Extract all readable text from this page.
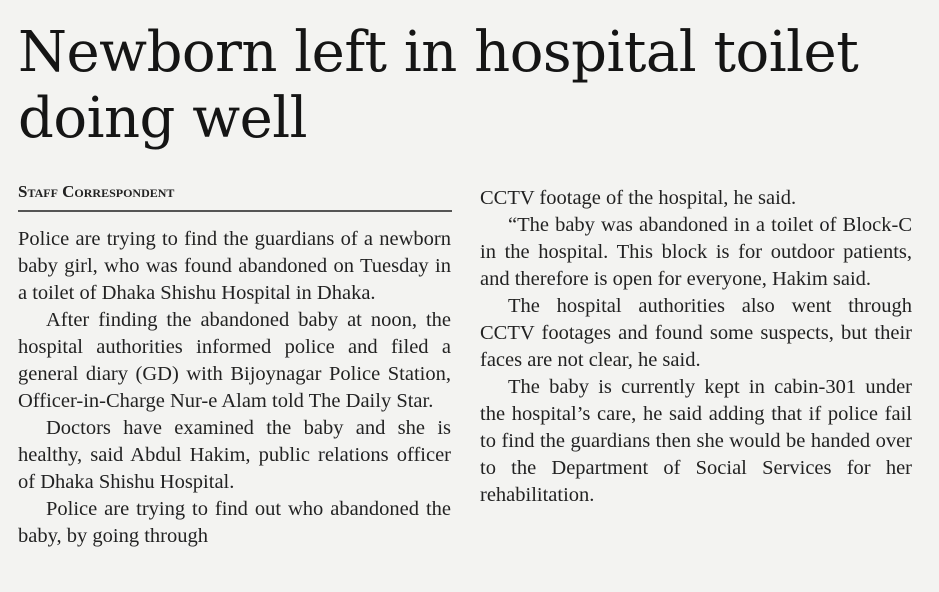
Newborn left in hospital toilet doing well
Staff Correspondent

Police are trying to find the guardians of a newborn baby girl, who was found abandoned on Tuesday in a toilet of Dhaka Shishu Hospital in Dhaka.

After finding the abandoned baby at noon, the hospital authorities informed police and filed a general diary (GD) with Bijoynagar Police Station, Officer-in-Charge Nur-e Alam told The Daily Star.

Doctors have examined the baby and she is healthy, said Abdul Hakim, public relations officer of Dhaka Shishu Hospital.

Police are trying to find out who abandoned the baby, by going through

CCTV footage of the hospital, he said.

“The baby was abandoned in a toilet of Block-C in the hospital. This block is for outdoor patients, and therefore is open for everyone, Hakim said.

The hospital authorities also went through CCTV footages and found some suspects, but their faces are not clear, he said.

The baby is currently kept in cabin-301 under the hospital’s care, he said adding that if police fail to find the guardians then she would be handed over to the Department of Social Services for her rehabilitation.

────────────────────

**Task goal:** Find every line above that contains the word "Shishu", and return each one.

**Exercise answer:**
Police are trying to find the guardians of a newborn baby girl, who was found abandoned on Tuesday in a toilet of Dhaka Shishu Hospital in Dhaka.
Doctors have examined the baby and she is healthy, said Abdul Hakim, public relations officer of Dhaka Shishu Hospital.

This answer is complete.